>> begin DATA

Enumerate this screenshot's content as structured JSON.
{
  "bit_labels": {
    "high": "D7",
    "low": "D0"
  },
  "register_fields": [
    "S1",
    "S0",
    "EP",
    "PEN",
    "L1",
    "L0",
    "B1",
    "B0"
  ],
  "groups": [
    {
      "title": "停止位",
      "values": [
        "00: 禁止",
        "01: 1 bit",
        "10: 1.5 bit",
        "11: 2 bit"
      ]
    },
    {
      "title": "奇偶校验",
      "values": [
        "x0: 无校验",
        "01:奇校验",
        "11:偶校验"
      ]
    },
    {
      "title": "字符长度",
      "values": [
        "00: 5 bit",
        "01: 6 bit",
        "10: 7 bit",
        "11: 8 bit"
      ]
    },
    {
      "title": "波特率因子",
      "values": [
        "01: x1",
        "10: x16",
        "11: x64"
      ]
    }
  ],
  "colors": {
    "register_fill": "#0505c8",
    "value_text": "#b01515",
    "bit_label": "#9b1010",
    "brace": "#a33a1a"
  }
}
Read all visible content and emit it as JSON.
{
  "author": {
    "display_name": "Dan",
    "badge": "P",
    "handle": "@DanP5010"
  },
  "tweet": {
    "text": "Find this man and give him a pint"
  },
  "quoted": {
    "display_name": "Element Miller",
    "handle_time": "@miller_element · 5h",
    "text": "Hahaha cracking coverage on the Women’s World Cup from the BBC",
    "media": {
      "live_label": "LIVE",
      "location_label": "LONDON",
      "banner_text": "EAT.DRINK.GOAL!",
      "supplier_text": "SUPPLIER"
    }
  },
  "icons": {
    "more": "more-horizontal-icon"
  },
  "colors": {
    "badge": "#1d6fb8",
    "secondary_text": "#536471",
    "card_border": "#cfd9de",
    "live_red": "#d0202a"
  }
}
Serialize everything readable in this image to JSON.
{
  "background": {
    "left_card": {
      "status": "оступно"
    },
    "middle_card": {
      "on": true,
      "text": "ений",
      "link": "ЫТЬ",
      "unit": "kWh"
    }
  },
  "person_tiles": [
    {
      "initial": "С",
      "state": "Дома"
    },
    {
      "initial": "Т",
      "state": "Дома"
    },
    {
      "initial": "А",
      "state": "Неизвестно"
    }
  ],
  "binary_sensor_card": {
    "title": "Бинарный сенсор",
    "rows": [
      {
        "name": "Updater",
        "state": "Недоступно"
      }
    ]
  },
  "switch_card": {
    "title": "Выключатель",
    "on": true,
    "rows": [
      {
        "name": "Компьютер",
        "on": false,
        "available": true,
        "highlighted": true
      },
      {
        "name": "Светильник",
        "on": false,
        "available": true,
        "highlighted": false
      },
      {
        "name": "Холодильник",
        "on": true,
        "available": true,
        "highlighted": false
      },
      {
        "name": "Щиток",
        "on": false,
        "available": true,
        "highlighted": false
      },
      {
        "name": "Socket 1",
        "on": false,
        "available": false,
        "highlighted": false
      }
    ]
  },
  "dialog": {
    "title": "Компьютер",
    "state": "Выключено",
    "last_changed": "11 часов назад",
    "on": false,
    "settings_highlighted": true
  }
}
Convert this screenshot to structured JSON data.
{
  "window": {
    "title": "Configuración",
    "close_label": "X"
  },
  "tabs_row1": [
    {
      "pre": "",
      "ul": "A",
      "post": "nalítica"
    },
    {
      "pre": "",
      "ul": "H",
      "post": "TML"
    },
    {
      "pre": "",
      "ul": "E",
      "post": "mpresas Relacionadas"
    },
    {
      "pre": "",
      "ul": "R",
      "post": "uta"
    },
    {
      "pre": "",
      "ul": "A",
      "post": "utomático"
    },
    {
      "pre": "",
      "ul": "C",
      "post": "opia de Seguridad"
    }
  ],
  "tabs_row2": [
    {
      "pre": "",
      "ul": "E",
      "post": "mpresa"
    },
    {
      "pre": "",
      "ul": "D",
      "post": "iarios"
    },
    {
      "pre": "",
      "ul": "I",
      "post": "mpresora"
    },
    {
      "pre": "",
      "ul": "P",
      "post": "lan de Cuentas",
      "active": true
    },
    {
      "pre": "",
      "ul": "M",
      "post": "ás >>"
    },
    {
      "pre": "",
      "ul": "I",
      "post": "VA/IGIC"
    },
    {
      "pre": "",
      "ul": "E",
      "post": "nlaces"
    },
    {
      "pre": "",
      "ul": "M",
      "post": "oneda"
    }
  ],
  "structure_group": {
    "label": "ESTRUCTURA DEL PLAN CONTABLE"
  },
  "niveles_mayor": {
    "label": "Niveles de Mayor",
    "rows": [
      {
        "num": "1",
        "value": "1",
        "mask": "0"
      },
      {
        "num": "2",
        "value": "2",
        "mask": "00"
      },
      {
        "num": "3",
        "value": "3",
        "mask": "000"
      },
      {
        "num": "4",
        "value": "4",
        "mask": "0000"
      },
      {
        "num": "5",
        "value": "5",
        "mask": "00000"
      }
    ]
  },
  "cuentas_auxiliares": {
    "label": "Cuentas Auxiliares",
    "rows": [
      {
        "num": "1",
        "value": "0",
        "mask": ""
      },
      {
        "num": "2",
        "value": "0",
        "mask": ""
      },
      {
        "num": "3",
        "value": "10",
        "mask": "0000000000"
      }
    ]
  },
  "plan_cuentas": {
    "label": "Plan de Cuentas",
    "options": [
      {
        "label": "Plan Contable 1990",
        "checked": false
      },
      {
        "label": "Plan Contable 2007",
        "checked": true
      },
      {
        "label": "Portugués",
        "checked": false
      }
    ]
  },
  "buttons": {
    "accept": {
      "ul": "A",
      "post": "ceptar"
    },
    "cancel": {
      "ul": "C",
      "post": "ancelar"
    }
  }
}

>> end DATA

- _PROMPT_
Output each record exactly, leaving nothing out.

- _RESULT OF THE TASK_
Enumerate this screenshot's content as structured JSON.
{
  "bit_labels": {
    "high": "D7",
    "low": "D0"
  },
  "register_fields": [
    "S1",
    "S0",
    "EP",
    "PEN",
    "L1",
    "L0",
    "B1",
    "B0"
  ],
  "groups": [
    {
      "title": "停止位",
      "values": [
        "00: 禁止",
        "01: 1 bit",
        "10: 1.5 bit",
        "11: 2 bit"
      ]
    },
    {
      "title": "奇偶校验",
      "values": [
        "x0: 无校验",
        "01:奇校验",
        "11:偶校验"
      ]
    },
    {
      "title": "字符长度",
      "values": [
        "00: 5 bit",
        "01: 6 bit",
        "10: 7 bit",
        "11: 8 bit"
      ]
    },
    {
      "title": "波特率因子",
      "values": [
        "01: x1",
        "10: x16",
        "11: x64"
      ]
    }
  ],
  "colors": {
    "register_fill": "#0505c8",
    "value_text": "#b01515",
    "bit_label": "#9b1010",
    "brace": "#a33a1a"
  }
}
Read all visible content and emit it as JSON.
{
  "author": {
    "display_name": "Dan",
    "badge": "P",
    "handle": "@DanP5010"
  },
  "tweet": {
    "text": "Find this man and give him a pint"
  },
  "quoted": {
    "display_name": "Element Miller",
    "handle_time": "@miller_element · 5h",
    "text": "Hahaha cracking coverage on the Women’s World Cup from the BBC",
    "media": {
      "live_label": "LIVE",
      "location_label": "LONDON",
      "banner_text": "EAT.DRINK.GOAL!",
      "supplier_text": "SUPPLIER"
    }
  },
  "icons": {
    "more": "more-horizontal-icon"
  },
  "colors": {
    "badge": "#1d6fb8",
    "secondary_text": "#536471",
    "card_border": "#cfd9de",
    "live_red": "#d0202a"
  }
}
Serialize everything readable in this image to JSON.
{
  "background": {
    "left_card": {
      "status": "оступно"
    },
    "middle_card": {
      "on": true,
      "text": "ений",
      "link": "ЫТЬ",
      "unit": "kWh"
    }
  },
  "person_tiles": [
    {
      "initial": "С",
      "state": "Дома"
    },
    {
      "initial": "Т",
      "state": "Дома"
    },
    {
      "initial": "А",
      "state": "Неизвестно"
    }
  ],
  "binary_sensor_card": {
    "title": "Бинарный сенсор",
    "rows": [
      {
        "name": "Updater",
        "state": "Недоступно"
      }
    ]
  },
  "switch_card": {
    "title": "Выключатель",
    "on": true,
    "rows": [
      {
        "name": "Компьютер",
        "on": false,
        "available": true,
        "highlighted": true
      },
      {
        "name": "Светильник",
        "on": false,
        "available": true,
        "highlighted": false
      },
      {
        "name": "Холодильник",
        "on": true,
        "available": true,
        "highlighted": false
      },
      {
        "name": "Щиток",
        "on": false,
        "available": true,
        "highlighted": false
      },
      {
        "name": "Socket 1",
        "on": false,
        "available": false,
        "highlighted": false
      }
    ]
  },
  "dialog": {
    "title": "Компьютер",
    "state": "Выключено",
    "last_changed": "11 часов назад",
    "on": false,
    "settings_highlighted": true
  }
}
Convert this screenshot to structured JSON data.
{
  "window": {
    "title": "Configuración",
    "close_label": "X"
  },
  "tabs_row1": [
    {
      "pre": "",
      "ul": "A",
      "post": "nalítica"
    },
    {
      "pre": "",
      "ul": "H",
      "post": "TML"
    },
    {
      "pre": "",
      "ul": "E",
      "post": "mpresas Relacionadas"
    },
    {
      "pre": "",
      "ul": "R",
      "post": "uta"
    },
    {
      "pre": "",
      "ul": "A",
      "post": "utomático"
    },
    {
      "pre": "",
      "ul": "C",
      "post": "opia de Seguridad"
    }
  ],
  "tabs_row2": [
    {
      "pre": "",
      "ul": "E",
      "post": "mpresa"
    },
    {
      "pre": "",
      "ul": "D",
      "post": "iarios"
    },
    {
      "pre": "",
      "ul": "I",
      "post": "mpresora"
    },
    {
      "pre": "",
      "ul": "P",
      "post": "lan de Cuentas",
      "active": true
    },
    {
      "pre": "",
      "ul": "M",
      "post": "ás >>"
    },
    {
      "pre": "",
      "ul": "I",
      "post": "VA/IGIC"
    },
    {
      "pre": "",
      "ul": "E",
      "post": "nlaces"
    },
    {
      "pre": "",
      "ul": "M",
      "post": "oneda"
    }
  ],
  "structure_group": {
    "label": "ESTRUCTURA DEL PLAN CONTABLE"
  },
  "niveles_mayor": {
    "label": "Niveles de Mayor",
    "rows": [
      {
        "num": "1",
        "value": "1",
        "mask": "0"
      },
      {
        "num": "2",
        "value": "2",
        "mask": "00"
      },
      {
        "num": "3",
        "value": "3",
        "mask": "000"
      },
      {
        "num": "4",
        "value": "4",
        "mask": "0000"
      },
      {
        "num": "5",
        "value": "5",
        "mask": "00000"
      }
    ]
  },
  "cuentas_auxiliares": {
    "label": "Cuentas Auxiliares",
    "rows": [
      {
        "num": "1",
        "value": "0",
        "mask": ""
      },
      {
        "num": "2",
        "value": "0",
        "mask": ""
      },
      {
        "num": "3",
        "value": "10",
        "mask": "0000000000"
      }
    ]
  },
  "plan_cuentas": {
    "label": "Plan de Cuentas",
    "options": [
      {
        "label": "Plan Contable 1990",
        "checked": false
      },
      {
        "label": "Plan Contable 2007",
        "checked": true
      },
      {
        "label": "Portugués",
        "checked": false
      }
    ]
  },
  "buttons": {
    "accept": {
      "ul": "A",
      "post": "ceptar"
    },
    "cancel": {
      "ul": "C",
      "post": "ancelar"
    }
  }
}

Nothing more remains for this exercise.